▶ WHAT IS REQUIRED
Where the string "topology" shows up in a line of the records, copy that line.
ENTRIES SUPPLIED Start Marker
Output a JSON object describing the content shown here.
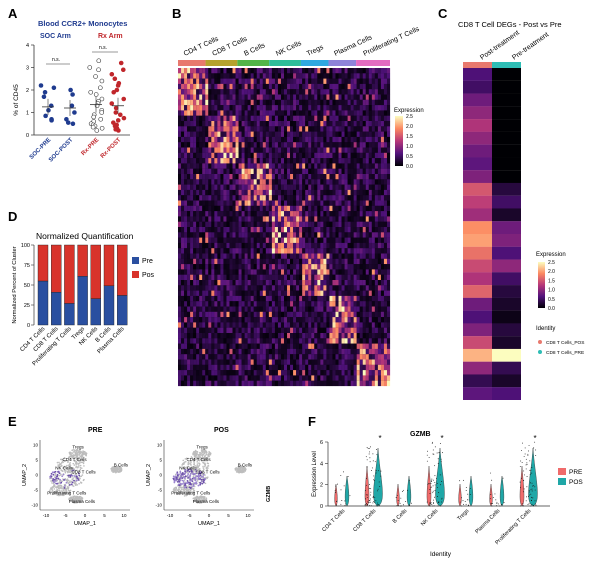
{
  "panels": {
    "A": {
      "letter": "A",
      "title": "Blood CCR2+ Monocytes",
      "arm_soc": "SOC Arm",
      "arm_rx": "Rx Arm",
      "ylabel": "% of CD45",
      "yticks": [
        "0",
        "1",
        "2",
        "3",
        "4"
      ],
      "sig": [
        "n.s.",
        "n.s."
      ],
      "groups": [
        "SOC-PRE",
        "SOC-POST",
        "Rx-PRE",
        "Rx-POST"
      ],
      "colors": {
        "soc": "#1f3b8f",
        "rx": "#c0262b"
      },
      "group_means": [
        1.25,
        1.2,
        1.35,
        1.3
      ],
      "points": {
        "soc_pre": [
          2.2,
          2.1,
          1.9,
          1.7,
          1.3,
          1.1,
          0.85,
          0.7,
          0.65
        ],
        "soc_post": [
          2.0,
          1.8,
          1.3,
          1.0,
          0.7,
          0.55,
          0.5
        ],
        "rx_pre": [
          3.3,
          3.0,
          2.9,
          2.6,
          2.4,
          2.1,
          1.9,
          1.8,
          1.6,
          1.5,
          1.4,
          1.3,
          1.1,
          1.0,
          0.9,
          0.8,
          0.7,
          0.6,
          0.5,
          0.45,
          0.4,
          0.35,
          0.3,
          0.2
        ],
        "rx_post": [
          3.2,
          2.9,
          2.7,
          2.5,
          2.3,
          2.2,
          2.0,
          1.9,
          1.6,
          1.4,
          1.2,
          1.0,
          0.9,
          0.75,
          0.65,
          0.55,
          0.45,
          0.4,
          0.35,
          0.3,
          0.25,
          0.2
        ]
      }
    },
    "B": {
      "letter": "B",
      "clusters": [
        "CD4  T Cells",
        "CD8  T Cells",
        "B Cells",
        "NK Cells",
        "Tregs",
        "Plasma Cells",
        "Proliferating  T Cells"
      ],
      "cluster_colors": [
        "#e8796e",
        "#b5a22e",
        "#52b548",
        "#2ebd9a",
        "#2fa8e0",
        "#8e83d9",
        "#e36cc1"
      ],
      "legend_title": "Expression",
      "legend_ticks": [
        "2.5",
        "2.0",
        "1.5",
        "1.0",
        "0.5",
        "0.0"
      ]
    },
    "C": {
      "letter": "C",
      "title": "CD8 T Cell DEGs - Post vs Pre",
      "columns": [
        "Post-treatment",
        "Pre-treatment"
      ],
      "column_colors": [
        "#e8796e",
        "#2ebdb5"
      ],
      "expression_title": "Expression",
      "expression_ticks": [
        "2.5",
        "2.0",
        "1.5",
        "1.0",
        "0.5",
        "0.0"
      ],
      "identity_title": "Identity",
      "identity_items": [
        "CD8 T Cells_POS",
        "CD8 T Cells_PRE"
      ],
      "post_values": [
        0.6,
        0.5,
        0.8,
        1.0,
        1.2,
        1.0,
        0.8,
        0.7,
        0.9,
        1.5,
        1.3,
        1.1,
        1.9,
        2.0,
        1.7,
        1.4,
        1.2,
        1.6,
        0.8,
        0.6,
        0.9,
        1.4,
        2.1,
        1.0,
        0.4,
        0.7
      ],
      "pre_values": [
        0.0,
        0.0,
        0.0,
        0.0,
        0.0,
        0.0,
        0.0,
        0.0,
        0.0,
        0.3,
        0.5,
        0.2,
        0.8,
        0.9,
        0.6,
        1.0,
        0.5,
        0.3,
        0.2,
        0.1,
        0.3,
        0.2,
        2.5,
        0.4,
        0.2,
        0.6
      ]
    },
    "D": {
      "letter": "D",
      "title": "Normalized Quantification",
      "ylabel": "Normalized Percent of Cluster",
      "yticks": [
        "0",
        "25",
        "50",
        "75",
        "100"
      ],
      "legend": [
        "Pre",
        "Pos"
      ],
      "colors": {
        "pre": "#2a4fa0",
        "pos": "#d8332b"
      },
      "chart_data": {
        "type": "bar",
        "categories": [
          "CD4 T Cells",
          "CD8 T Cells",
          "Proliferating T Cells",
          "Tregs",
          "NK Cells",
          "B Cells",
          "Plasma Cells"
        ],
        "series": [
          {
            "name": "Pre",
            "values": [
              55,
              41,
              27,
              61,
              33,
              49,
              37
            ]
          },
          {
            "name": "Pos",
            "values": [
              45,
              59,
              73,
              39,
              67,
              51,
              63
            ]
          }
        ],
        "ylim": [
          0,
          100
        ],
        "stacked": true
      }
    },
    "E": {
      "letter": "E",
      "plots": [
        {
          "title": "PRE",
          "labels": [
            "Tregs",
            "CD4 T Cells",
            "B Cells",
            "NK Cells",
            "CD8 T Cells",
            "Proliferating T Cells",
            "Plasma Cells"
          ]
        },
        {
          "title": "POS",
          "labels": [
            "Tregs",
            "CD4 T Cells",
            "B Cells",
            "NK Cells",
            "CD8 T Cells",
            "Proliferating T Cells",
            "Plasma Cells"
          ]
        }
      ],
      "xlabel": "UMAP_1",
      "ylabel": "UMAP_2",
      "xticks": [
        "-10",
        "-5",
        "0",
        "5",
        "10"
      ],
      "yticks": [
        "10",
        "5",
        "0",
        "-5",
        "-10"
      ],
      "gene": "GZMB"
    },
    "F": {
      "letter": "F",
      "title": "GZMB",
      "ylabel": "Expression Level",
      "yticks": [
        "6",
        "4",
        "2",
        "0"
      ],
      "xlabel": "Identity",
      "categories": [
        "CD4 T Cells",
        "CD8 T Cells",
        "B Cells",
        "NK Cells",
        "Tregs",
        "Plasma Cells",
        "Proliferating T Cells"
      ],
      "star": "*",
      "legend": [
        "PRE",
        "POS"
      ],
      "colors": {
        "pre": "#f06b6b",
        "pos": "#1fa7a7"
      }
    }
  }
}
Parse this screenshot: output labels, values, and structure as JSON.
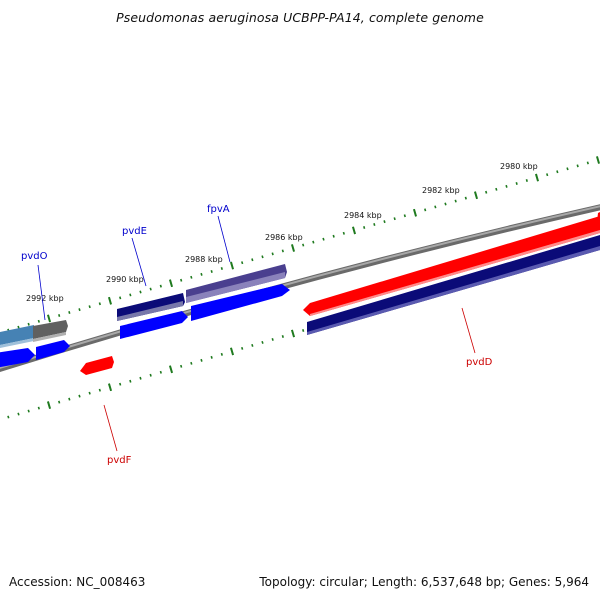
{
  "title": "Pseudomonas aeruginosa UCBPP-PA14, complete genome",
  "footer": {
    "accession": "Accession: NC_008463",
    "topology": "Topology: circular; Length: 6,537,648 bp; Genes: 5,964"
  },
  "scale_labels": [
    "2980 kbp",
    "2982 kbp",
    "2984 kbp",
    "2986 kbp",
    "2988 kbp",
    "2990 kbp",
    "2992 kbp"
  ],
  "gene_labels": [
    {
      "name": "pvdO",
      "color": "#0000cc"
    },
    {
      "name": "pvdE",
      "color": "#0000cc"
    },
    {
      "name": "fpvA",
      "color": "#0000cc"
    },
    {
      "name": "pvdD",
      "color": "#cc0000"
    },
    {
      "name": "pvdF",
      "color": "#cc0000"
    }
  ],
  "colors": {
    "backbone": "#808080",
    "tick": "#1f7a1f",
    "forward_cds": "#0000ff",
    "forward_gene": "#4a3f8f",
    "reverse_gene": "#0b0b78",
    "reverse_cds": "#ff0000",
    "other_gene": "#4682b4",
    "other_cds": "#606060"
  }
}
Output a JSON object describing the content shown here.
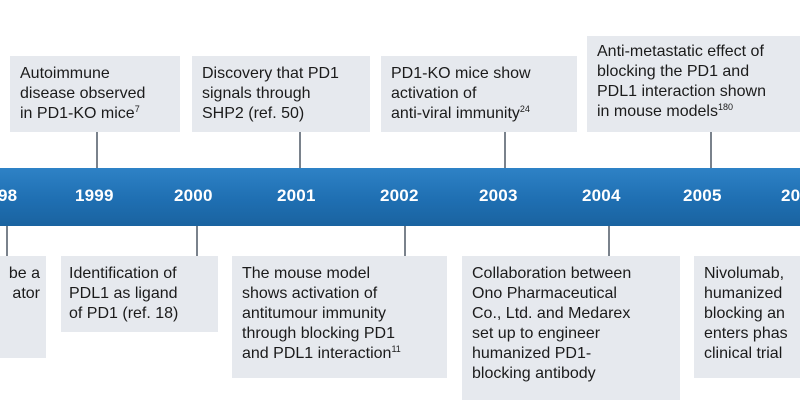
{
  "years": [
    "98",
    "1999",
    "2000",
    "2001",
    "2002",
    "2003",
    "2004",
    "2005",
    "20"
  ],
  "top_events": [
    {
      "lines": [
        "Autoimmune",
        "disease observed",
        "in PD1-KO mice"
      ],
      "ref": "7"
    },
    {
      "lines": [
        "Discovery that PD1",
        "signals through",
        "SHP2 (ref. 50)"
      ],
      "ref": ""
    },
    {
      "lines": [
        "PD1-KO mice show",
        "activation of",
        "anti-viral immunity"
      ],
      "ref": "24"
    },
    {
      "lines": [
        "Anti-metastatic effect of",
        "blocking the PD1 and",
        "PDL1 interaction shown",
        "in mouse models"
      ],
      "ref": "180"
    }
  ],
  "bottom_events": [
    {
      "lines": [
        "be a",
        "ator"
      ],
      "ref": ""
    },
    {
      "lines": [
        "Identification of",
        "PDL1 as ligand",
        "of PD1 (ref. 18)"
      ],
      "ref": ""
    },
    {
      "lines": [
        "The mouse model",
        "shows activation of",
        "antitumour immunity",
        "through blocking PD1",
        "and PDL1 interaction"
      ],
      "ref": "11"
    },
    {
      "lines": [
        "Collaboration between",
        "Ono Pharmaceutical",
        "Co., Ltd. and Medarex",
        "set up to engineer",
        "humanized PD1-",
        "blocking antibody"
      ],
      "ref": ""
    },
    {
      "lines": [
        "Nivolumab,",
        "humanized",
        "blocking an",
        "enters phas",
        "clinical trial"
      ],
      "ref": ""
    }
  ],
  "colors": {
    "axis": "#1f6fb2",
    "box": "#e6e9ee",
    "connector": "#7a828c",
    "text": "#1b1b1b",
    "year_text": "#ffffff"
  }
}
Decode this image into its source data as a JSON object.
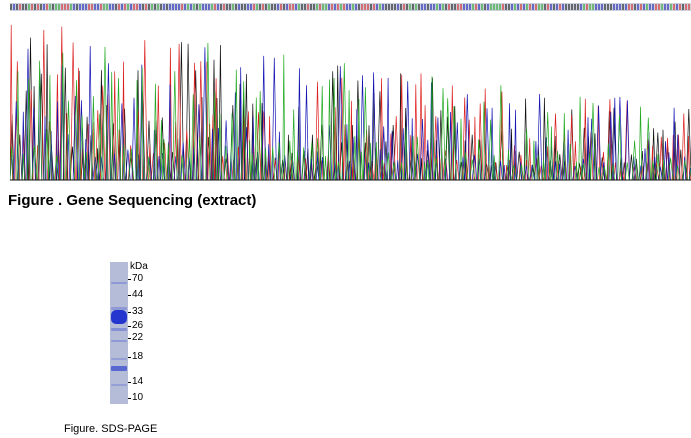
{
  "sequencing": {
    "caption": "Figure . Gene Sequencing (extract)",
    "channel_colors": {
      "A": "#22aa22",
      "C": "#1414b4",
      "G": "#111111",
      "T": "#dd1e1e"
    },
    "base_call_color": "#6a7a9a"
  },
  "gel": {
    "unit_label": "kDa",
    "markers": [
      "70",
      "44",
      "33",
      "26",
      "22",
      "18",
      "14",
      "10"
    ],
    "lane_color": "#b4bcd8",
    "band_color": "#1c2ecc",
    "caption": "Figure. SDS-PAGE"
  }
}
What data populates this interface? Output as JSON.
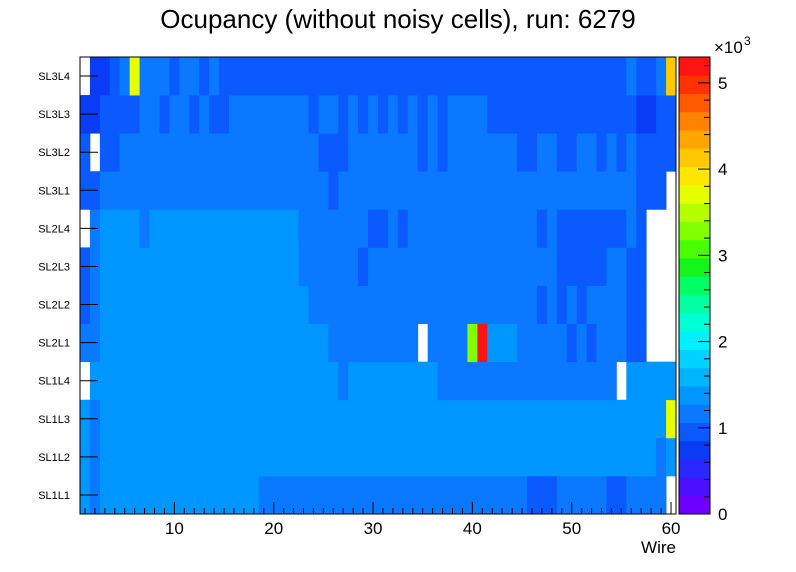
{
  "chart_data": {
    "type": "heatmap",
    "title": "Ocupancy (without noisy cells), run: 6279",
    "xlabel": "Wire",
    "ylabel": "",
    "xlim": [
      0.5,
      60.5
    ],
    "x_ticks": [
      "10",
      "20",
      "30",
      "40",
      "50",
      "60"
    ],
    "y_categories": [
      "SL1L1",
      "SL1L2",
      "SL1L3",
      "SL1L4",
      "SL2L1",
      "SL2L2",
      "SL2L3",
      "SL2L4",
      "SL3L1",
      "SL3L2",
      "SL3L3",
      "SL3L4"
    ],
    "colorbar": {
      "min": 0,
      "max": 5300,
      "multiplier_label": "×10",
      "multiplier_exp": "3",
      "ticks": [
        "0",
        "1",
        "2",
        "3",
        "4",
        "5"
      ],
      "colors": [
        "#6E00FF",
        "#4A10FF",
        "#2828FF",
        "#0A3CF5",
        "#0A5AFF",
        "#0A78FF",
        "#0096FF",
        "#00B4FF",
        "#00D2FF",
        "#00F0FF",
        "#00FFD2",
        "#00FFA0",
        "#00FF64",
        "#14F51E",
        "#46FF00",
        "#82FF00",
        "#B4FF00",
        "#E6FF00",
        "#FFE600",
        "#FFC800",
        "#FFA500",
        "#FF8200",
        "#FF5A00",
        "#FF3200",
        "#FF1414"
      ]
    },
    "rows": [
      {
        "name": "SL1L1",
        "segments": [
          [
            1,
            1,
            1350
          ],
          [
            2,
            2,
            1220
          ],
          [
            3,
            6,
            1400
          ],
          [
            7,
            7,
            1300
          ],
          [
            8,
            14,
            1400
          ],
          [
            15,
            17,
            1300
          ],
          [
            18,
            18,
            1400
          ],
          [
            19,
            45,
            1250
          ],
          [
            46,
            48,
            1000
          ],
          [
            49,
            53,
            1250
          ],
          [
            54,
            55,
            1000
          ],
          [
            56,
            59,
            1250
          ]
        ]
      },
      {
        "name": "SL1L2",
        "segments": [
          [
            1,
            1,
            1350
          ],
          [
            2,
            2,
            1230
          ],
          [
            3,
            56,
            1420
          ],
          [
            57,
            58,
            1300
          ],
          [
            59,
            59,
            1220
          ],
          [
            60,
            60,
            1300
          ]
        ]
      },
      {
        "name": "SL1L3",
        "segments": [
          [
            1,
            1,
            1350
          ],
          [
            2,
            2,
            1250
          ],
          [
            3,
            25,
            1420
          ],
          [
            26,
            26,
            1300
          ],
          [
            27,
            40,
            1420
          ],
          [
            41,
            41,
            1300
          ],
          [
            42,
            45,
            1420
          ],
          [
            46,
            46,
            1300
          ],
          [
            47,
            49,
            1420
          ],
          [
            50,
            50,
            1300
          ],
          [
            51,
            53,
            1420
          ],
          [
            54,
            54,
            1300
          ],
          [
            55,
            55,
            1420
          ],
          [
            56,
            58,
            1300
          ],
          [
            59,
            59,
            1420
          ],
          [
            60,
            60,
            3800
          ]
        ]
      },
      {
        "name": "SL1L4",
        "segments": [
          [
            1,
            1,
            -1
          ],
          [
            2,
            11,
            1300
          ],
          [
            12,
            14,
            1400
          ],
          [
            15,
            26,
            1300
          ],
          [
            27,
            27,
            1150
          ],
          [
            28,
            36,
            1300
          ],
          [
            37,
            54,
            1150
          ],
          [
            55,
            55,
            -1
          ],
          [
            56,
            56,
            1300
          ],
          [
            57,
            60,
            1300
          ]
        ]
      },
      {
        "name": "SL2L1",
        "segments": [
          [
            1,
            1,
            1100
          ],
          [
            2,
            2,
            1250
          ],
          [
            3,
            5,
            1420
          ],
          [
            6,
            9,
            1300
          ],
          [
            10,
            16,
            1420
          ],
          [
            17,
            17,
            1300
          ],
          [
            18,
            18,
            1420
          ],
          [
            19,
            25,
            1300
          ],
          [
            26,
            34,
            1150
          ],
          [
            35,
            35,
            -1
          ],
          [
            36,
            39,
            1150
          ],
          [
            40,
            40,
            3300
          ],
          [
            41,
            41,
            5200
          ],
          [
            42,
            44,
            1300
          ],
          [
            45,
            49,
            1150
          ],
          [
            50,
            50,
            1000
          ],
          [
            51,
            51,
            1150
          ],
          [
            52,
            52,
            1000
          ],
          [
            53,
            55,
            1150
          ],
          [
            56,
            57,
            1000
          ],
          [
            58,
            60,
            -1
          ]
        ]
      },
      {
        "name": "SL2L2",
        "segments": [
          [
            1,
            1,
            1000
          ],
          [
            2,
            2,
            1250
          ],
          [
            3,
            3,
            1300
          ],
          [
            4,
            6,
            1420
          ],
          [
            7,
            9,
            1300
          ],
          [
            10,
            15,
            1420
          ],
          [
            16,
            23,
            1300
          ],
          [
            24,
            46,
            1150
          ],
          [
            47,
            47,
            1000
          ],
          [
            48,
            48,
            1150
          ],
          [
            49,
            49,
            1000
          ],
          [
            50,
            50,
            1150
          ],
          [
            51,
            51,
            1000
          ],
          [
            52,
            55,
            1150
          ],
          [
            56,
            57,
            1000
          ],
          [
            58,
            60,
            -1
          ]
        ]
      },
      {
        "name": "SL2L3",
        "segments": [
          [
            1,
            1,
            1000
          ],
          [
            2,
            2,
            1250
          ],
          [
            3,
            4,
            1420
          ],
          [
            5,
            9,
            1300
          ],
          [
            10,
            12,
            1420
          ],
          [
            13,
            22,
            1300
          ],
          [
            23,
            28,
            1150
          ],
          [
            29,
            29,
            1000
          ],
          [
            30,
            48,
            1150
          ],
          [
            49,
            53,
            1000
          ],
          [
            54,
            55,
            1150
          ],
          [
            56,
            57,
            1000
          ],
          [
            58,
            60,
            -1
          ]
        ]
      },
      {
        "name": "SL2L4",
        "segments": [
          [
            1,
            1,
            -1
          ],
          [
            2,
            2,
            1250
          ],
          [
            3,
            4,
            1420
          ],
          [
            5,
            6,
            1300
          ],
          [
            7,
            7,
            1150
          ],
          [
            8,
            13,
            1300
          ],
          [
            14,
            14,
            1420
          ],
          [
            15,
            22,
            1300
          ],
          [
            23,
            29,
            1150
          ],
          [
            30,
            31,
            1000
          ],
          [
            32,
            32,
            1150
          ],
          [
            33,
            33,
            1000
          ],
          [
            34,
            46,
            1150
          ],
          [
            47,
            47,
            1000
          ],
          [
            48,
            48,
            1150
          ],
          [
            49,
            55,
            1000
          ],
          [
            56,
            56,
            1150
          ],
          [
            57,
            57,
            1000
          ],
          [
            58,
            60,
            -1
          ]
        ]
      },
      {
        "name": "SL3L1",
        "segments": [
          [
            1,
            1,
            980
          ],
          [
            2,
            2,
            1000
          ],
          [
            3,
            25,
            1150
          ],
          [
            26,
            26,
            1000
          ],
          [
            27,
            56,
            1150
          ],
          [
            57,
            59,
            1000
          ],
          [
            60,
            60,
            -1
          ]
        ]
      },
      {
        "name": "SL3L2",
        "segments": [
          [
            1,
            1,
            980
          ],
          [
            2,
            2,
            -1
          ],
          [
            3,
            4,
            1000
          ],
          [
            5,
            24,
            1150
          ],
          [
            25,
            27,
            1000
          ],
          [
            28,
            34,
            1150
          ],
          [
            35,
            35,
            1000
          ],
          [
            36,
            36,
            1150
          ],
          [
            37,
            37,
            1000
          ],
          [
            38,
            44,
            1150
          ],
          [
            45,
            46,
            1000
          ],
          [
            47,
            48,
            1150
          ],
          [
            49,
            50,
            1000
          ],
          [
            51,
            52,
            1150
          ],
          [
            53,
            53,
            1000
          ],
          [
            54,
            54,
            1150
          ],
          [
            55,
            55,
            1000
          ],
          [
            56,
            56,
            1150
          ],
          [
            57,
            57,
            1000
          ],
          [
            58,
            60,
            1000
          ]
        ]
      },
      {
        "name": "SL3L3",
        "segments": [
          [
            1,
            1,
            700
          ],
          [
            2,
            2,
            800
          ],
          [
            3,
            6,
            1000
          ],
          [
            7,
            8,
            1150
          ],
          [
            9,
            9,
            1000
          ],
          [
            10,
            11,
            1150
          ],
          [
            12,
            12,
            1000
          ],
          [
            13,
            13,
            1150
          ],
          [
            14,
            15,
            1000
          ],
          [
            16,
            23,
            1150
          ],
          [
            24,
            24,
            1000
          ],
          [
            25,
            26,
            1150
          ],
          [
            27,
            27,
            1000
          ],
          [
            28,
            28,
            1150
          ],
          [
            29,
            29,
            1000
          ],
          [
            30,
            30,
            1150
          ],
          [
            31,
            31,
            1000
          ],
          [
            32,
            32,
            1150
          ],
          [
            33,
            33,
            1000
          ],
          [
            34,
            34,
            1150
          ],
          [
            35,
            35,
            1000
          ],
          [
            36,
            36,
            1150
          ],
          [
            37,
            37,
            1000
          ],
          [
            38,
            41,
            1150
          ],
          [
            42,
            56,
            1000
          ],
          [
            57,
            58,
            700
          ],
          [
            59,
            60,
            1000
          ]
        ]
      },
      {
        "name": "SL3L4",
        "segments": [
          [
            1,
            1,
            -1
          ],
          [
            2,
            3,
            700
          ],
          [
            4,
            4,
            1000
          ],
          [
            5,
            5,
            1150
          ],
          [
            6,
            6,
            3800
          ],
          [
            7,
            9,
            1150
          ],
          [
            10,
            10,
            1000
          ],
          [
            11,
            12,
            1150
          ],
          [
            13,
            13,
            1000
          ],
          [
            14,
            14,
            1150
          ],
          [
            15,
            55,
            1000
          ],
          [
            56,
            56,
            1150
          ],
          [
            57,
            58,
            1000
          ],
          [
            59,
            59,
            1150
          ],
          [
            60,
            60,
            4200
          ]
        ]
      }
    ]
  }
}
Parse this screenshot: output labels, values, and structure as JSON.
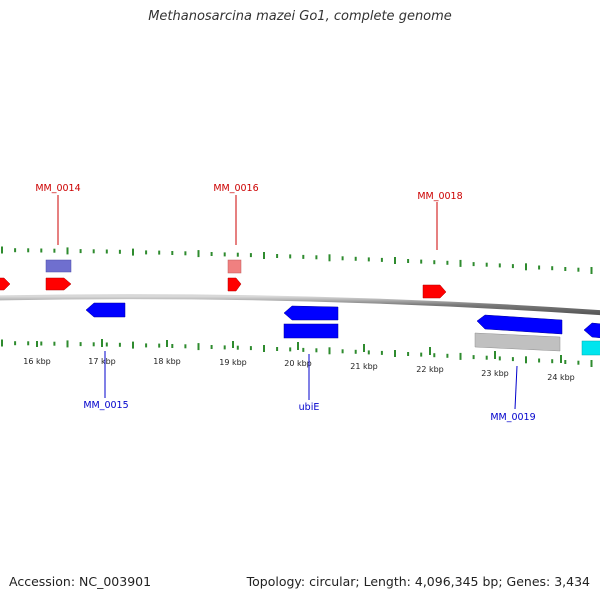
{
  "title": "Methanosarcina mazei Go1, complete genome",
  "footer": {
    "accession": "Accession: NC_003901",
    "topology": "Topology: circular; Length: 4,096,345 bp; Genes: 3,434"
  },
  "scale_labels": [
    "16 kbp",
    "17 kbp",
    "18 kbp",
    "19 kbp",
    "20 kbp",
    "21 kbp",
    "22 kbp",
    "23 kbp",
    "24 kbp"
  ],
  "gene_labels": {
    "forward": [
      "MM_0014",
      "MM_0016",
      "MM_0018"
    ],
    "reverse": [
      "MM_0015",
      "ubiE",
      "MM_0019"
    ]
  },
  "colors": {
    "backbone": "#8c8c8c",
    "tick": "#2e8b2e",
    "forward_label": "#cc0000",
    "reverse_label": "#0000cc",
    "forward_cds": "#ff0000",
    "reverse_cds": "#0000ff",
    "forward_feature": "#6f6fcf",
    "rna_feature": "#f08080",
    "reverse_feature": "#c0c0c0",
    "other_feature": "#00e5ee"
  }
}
ENTRIES SUPPLIED End Marker
▶ THE COMPLETED TASK
    "topology": "Topology: circular; Length: 6,537,648 bp; Genes: 5,964"
    "topology": "Topology: circular; Length: 4,096,345 bp; Genes: 3,434"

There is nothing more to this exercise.